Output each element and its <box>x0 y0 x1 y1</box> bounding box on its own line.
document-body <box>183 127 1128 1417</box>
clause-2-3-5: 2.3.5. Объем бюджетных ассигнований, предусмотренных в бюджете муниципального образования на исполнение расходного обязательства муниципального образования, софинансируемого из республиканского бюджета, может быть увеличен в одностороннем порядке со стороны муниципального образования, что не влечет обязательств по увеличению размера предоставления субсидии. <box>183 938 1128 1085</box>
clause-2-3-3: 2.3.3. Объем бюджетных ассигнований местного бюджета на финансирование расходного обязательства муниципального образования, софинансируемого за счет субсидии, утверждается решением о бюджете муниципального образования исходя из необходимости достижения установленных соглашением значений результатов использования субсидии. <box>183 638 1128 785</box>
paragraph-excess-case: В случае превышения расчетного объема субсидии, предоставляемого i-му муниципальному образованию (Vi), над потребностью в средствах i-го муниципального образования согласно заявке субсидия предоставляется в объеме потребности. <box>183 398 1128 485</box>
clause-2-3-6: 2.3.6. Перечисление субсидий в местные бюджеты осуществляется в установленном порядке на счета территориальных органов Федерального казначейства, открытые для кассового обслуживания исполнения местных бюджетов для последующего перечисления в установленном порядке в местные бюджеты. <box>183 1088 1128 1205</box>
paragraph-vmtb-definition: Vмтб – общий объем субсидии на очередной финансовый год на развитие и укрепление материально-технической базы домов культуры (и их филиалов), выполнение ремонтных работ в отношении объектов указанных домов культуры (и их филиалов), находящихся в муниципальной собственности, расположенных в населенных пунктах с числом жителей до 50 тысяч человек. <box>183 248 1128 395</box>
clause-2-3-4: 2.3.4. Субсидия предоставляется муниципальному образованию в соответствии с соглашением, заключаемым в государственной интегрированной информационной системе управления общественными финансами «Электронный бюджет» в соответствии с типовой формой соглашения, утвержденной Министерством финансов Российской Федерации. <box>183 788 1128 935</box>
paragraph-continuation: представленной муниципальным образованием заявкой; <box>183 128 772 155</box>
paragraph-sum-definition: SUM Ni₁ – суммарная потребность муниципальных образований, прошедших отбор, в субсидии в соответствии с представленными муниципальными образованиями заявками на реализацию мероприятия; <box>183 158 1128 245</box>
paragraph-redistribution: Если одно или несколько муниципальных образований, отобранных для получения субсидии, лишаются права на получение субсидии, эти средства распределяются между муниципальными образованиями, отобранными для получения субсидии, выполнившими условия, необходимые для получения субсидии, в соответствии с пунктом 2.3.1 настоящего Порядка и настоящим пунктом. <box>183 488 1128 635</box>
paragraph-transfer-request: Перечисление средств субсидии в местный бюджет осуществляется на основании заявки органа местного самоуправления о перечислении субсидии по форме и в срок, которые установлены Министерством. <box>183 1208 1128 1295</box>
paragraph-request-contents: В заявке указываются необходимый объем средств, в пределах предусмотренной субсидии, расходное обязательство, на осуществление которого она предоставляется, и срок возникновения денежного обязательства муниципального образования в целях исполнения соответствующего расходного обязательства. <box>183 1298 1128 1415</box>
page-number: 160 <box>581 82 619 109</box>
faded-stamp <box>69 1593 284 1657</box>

★ ★ ★

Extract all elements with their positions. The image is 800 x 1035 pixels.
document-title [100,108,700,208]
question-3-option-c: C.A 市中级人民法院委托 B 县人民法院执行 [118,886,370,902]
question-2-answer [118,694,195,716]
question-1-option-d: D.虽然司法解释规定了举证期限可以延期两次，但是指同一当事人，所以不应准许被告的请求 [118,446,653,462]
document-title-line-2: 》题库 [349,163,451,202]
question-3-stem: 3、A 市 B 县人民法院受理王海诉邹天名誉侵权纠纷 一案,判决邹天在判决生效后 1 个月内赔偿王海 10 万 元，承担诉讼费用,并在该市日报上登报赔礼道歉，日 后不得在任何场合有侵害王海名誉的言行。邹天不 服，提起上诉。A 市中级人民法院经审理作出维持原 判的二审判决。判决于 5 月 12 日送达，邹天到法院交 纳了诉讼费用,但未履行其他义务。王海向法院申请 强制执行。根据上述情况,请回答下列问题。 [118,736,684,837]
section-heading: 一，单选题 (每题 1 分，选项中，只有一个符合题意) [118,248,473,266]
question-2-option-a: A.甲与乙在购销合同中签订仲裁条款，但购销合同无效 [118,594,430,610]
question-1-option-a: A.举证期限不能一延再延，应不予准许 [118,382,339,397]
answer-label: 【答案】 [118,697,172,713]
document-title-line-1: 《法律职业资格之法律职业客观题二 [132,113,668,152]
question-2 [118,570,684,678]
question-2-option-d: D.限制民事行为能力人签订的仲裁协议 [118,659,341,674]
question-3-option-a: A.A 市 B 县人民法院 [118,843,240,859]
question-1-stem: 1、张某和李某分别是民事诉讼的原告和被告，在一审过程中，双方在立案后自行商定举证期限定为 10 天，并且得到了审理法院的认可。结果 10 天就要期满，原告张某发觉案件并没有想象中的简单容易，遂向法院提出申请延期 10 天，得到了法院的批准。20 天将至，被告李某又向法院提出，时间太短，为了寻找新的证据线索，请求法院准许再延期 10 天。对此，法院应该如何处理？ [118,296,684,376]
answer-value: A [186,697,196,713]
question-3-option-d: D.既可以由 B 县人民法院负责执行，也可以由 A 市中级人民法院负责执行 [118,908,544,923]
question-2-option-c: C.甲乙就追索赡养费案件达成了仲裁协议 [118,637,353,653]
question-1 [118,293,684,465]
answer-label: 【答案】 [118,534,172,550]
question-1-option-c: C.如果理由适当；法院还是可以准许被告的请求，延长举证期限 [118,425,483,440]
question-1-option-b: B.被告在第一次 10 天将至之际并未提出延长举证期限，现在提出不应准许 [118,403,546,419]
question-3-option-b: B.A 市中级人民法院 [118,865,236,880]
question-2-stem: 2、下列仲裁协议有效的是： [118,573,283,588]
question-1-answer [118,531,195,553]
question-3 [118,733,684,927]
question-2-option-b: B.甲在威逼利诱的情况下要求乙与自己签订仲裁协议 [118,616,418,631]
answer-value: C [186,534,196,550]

★ ★ ★

• _What you will do_
Could you give the records again from the line containing "Output each element" through the line containing "document-body <box>183 127 1128 1417</box>", replacing "bounding box" with "enclosing box" and leaving everything else unchanged? Return only those lines.

• _Result of the exercise_
Output each element and its <box>x0 y0 x1 y1</box> enclosing box on its own line.
document-body <box>183 127 1128 1417</box>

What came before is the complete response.